◆ **The problem**
Make an exact copy of the records, dropping all pictures.

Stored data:
_ _ _ _ _

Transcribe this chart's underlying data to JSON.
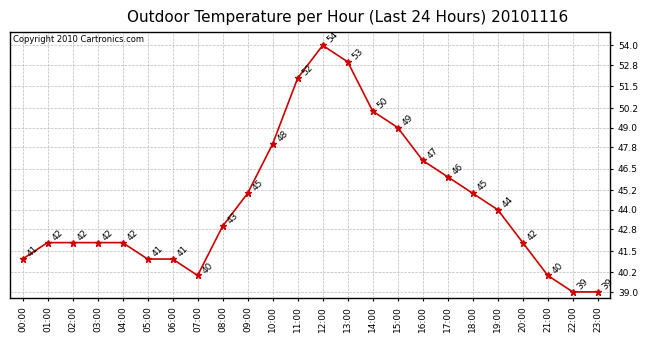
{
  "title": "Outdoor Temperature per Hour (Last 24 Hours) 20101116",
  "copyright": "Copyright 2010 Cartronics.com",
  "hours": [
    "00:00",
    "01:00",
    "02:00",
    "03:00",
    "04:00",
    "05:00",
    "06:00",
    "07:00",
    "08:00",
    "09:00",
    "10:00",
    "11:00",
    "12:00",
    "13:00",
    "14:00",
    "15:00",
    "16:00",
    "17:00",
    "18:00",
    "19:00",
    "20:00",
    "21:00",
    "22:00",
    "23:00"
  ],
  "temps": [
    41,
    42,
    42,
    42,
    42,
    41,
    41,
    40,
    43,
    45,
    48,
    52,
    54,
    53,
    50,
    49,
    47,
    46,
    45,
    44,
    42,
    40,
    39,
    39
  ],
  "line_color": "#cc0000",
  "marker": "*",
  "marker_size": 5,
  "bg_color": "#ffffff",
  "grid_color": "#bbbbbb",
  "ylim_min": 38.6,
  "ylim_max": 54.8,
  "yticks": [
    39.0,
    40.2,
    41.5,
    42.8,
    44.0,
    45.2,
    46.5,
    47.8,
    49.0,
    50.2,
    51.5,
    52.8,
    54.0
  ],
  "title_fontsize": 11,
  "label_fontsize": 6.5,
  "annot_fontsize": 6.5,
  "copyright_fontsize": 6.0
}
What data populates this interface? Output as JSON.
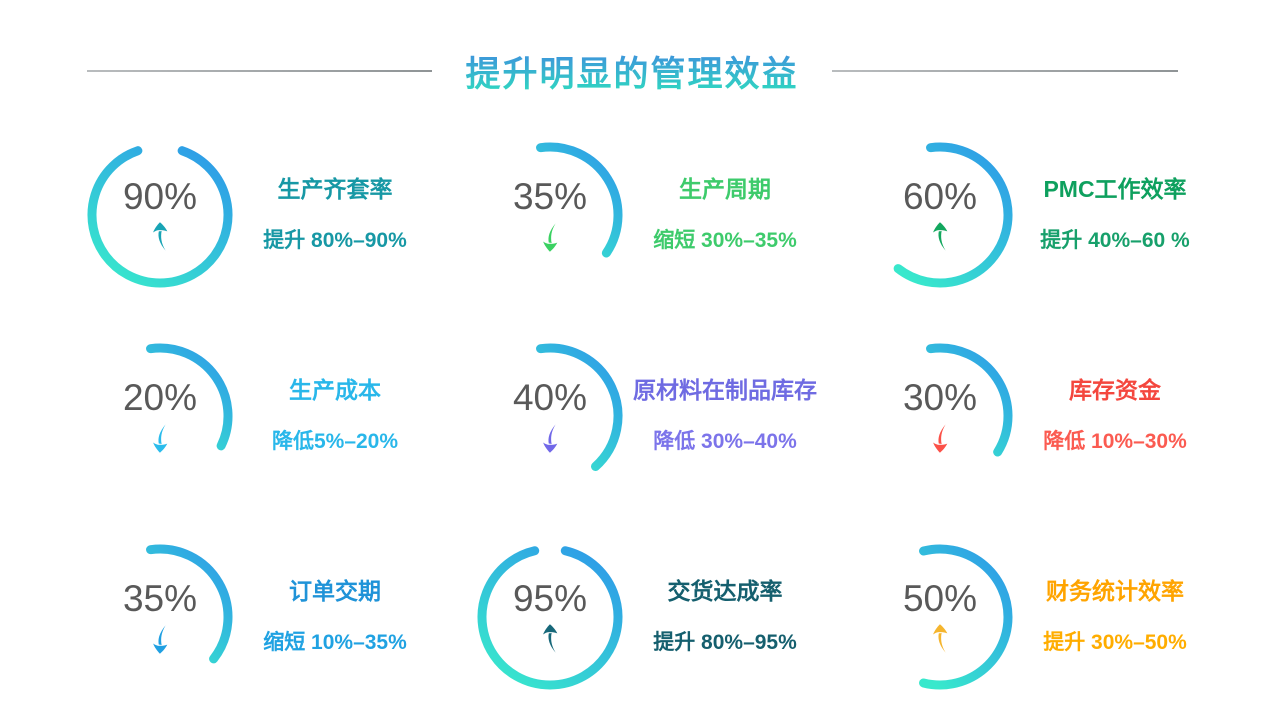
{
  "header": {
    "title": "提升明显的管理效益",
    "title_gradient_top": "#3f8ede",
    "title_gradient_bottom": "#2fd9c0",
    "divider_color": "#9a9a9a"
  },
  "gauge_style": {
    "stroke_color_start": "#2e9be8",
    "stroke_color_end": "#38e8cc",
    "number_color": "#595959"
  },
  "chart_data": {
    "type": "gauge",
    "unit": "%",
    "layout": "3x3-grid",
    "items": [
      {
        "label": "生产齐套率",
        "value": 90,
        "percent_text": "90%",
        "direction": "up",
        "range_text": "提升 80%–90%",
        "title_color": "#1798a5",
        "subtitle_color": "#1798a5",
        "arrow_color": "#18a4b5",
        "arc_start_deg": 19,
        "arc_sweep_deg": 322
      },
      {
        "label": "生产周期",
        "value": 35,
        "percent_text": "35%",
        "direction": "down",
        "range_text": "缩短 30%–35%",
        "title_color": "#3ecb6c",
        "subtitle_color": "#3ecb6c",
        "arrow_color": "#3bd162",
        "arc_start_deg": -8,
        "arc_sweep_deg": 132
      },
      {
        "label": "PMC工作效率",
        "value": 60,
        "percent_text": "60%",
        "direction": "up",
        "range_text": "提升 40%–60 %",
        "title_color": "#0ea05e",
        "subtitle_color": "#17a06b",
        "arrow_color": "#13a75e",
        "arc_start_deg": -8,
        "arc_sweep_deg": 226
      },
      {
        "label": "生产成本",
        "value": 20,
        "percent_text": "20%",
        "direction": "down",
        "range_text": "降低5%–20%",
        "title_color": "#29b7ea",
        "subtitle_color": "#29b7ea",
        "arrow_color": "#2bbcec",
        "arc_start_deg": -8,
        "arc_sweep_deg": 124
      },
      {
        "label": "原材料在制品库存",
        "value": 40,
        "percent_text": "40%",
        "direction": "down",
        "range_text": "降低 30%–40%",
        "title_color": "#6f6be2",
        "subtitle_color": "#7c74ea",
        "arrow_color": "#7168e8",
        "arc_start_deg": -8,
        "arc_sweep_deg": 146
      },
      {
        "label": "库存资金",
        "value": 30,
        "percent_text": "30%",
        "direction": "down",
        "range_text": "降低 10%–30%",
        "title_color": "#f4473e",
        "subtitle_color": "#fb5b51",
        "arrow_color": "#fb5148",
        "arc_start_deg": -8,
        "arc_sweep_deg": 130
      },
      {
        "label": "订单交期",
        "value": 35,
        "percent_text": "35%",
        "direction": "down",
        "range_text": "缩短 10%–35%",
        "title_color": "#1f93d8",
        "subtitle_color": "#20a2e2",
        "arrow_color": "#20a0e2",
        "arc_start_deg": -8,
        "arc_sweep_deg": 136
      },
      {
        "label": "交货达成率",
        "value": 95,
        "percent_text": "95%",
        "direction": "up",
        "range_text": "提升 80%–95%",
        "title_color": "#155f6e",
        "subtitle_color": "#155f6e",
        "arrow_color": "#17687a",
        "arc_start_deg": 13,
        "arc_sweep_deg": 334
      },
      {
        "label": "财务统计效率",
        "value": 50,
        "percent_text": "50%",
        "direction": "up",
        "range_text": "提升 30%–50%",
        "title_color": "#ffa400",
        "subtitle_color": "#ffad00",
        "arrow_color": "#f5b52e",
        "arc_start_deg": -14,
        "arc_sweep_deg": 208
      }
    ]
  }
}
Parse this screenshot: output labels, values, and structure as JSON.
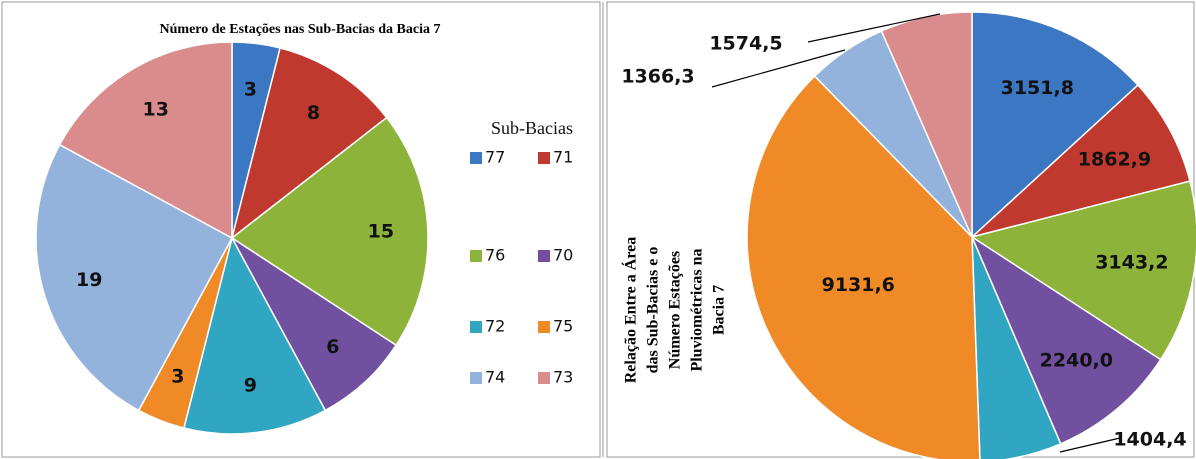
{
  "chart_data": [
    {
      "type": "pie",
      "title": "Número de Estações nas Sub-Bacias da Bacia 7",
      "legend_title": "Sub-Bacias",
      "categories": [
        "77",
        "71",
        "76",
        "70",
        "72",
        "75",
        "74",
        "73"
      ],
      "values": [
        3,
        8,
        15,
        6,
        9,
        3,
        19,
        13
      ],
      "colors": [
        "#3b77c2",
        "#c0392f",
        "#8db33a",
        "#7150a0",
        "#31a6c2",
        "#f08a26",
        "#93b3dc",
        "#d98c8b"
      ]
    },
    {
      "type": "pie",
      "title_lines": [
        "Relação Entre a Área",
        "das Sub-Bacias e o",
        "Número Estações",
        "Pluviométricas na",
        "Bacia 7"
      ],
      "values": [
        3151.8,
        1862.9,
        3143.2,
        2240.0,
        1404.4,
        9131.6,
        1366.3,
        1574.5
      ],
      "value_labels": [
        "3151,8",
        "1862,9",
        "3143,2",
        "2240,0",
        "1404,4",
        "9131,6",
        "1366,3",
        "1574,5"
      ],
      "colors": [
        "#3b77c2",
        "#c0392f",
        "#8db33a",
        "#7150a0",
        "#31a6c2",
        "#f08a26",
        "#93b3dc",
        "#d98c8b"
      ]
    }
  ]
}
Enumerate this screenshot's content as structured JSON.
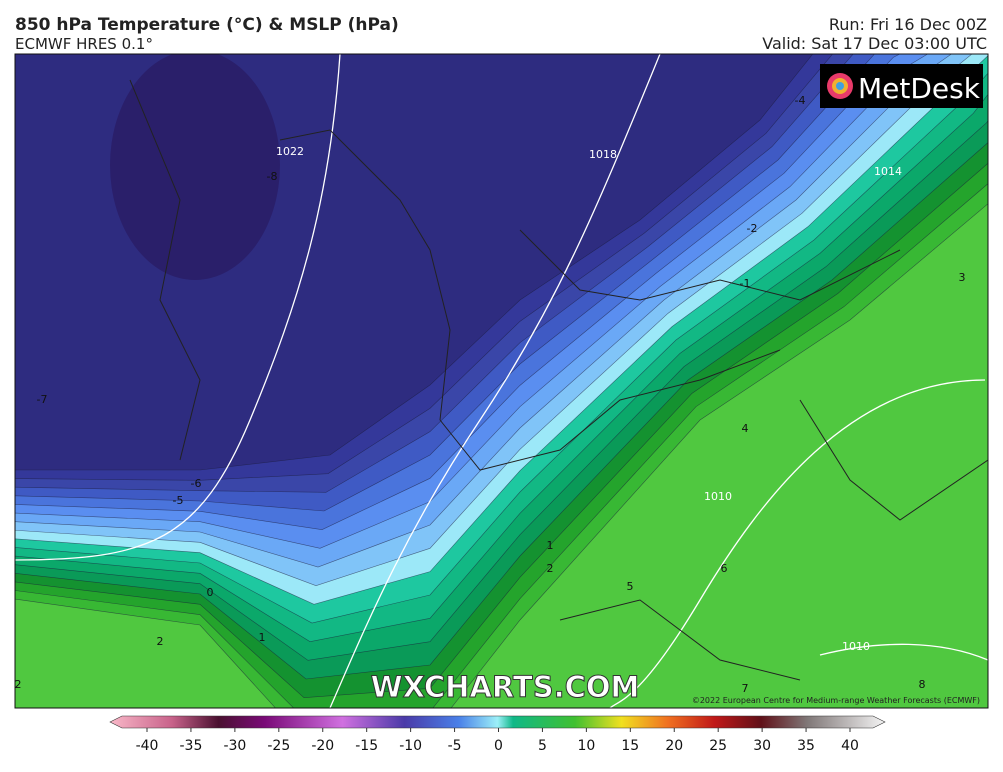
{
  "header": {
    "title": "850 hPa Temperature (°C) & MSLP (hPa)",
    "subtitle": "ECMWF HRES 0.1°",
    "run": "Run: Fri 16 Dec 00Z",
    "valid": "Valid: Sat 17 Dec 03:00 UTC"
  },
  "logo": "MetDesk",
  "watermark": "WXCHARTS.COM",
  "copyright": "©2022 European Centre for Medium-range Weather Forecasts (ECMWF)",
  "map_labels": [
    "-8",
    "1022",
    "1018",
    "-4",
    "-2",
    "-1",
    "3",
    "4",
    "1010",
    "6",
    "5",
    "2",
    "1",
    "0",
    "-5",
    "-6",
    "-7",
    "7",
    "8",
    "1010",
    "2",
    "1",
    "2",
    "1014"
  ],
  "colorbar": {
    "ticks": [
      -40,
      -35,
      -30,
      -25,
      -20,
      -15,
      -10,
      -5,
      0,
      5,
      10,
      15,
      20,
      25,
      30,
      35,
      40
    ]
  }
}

_ _ _ _ _

◆ **Finished exercise**
Transcribe this chart's underlying data to JSON.
{
  "title": "Outdoor Temperature per Hour (Last 24 Hours) 20101116",
  "copyright": "Copyright 2010 Cartronics.com",
  "hours": [
    "00:00",
    "01:00",
    "02:00",
    "03:00",
    "04:00",
    "05:00",
    "06:00",
    "07:00",
    "08:00",
    "09:00",
    "10:00",
    "11:00",
    "12:00",
    "13:00",
    "14:00",
    "15:00",
    "16:00",
    "17:00",
    "18:00",
    "19:00",
    "20:00",
    "21:00",
    "22:00",
    "23:00"
  ],
  "temps": [
    41,
    42,
    42,
    42,
    42,
    41,
    41,
    40,
    43,
    45,
    48,
    52,
    54,
    53,
    50,
    49,
    47,
    46,
    45,
    44,
    42,
    40,
    39,
    39
  ],
  "line_color": "#cc0000",
  "marker": "*",
  "marker_size": 5,
  "bg_color": "#ffffff",
  "grid_color": "#bbbbbb",
  "ylim_min": 38.6,
  "ylim_max": 54.8,
  "yticks": [
    39.0,
    40.2,
    41.5,
    42.8,
    44.0,
    45.2,
    46.5,
    47.8,
    49.0,
    50.2,
    51.5,
    52.8,
    54.0
  ],
  "title_fontsize": 11,
  "label_fontsize": 6.5,
  "annot_fontsize": 6.5,
  "copyright_fontsize": 6.0
}
What data populates this interface? Output as JSON.
{
  "header": {
    "title": "提升明显的管理效益",
    "title_gradient_top": "#3f8ede",
    "title_gradient_bottom": "#2fd9c0",
    "divider_color": "#9a9a9a"
  },
  "gauge_style": {
    "stroke_color_start": "#2e9be8",
    "stroke_color_end": "#38e8cc",
    "number_color": "#595959"
  },
  "chart_data": {
    "type": "gauge",
    "unit": "%",
    "layout": "3x3-grid",
    "items": [
      {
        "label": "生产齐套率",
        "value": 90,
        "percent_text": "90%",
        "direction": "up",
        "range_text": "提升 80%–90%",
        "title_color": "#1798a5",
        "subtitle_color": "#1798a5",
        "arrow_color": "#18a4b5",
        "arc_start_deg": 19,
        "arc_sweep_deg": 322
      },
      {
        "label": "生产周期",
        "value": 35,
        "percent_text": "35%",
        "direction": "down",
        "range_text": "缩短 30%–35%",
        "title_color": "#3ecb6c",
        "subtitle_color": "#3ecb6c",
        "arrow_color": "#3bd162",
        "arc_start_deg": -8,
        "arc_sweep_deg": 132
      },
      {
        "label": "PMC工作效率",
        "value": 60,
        "percent_text": "60%",
        "direction": "up",
        "range_text": "提升 40%–60 %",
        "title_color": "#0ea05e",
        "subtitle_color": "#17a06b",
        "arrow_color": "#13a75e",
        "arc_start_deg": -8,
        "arc_sweep_deg": 226
      },
      {
        "label": "生产成本",
        "value": 20,
        "percent_text": "20%",
        "direction": "down",
        "range_text": "降低5%–20%",
        "title_color": "#29b7ea",
        "subtitle_color": "#29b7ea",
        "arrow_color": "#2bbcec",
        "arc_start_deg": -8,
        "arc_sweep_deg": 124
      },
      {
        "label": "原材料在制品库存",
        "value": 40,
        "percent_text": "40%",
        "direction": "down",
        "range_text": "降低 30%–40%",
        "title_color": "#6f6be2",
        "subtitle_color": "#7c74ea",
        "arrow_color": "#7168e8",
        "arc_start_deg": -8,
        "arc_sweep_deg": 146
      },
      {
        "label": "库存资金",
        "value": 30,
        "percent_text": "30%",
        "direction": "down",
        "range_text": "降低 10%–30%",
        "title_color": "#f4473e",
        "subtitle_color": "#fb5b51",
        "arrow_color": "#fb5148",
        "arc_start_deg": -8,
        "arc_sweep_deg": 130
      },
      {
        "label": "订单交期",
        "value": 35,
        "percent_text": "35%",
        "direction": "down",
        "range_text": "缩短 10%–35%",
        "title_color": "#1f93d8",
        "subtitle_color": "#20a2e2",
        "arrow_color": "#20a0e2",
        "arc_start_deg": -8,
        "arc_sweep_deg": 136
      },
      {
        "label": "交货达成率",
        "value": 95,
        "percent_text": "95%",
        "direction": "up",
        "range_text": "提升 80%–95%",
        "title_color": "#155f6e",
        "subtitle_color": "#155f6e",
        "arrow_color": "#17687a",
        "arc_start_deg": 13,
        "arc_sweep_deg": 334
      },
      {
        "label": "财务统计效率",
        "value": 50,
        "percent_text": "50%",
        "direction": "up",
        "range_text": "提升 30%–50%",
        "title_color": "#ffa400",
        "subtitle_color": "#ffad00",
        "arrow_color": "#f5b52e",
        "arc_start_deg": -14,
        "arc_sweep_deg": 208
      }
    ]
  }
}
Parse this screenshot: output labels, values, and structure as JSON.
{
  "chart_data": [
    {
      "type": "pie",
      "title": "Número de Estações nas Sub-Bacias da Bacia 7",
      "legend_title": "Sub-Bacias",
      "categories": [
        "77",
        "71",
        "76",
        "70",
        "72",
        "75",
        "74",
        "73"
      ],
      "values": [
        3,
        8,
        15,
        6,
        9,
        3,
        19,
        13
      ],
      "colors": [
        "#3b77c2",
        "#c0392f",
        "#8db33a",
        "#7150a0",
        "#31a6c2",
        "#f08a26",
        "#93b3dc",
        "#d98c8b"
      ]
    },
    {
      "type": "pie",
      "title_lines": [
        "Relação Entre a Área",
        "das Sub-Bacias e o",
        "Número Estações",
        "Pluviométricas na",
        "Bacia 7"
      ],
      "values": [
        3151.8,
        1862.9,
        3143.2,
        2240.0,
        1404.4,
        9131.6,
        1366.3,
        1574.5
      ],
      "value_labels": [
        "3151,8",
        "1862,9",
        "3143,2",
        "2240,0",
        "1404,4",
        "9131,6",
        "1366,3",
        "1574,5"
      ],
      "colors": [
        "#3b77c2",
        "#c0392f",
        "#8db33a",
        "#7150a0",
        "#31a6c2",
        "#f08a26",
        "#93b3dc",
        "#d98c8b"
      ]
    }
  ]
}
Enumerate this screenshot's content as structured JSON.
{
  "header": {
    "title": "850 hPa Temperature (°C) & MSLP (hPa)",
    "subtitle": "ECMWF HRES 0.1°",
    "run": "Run: Fri 16 Dec 00Z",
    "valid": "Valid: Sat 17 Dec 03:00 UTC"
  },
  "logo": "MetDesk",
  "watermark": "WXCHARTS.COM",
  "copyright": "©2022 European Centre for Medium-range Weather Forecasts (ECMWF)",
  "map_labels": [
    "-8",
    "1022",
    "1018",
    "-4",
    "-2",
    "-1",
    "3",
    "4",
    "1010",
    "6",
    "5",
    "2",
    "1",
    "0",
    "-5",
    "-6",
    "-7",
    "7",
    "8",
    "1010",
    "2",
    "1",
    "2",
    "1014"
  ],
  "colorbar": {
    "ticks": [
      -40,
      -35,
      -30,
      -25,
      -20,
      -15,
      -10,
      -5,
      0,
      5,
      10,
      15,
      20,
      25,
      30,
      35,
      40
    ]
  }
}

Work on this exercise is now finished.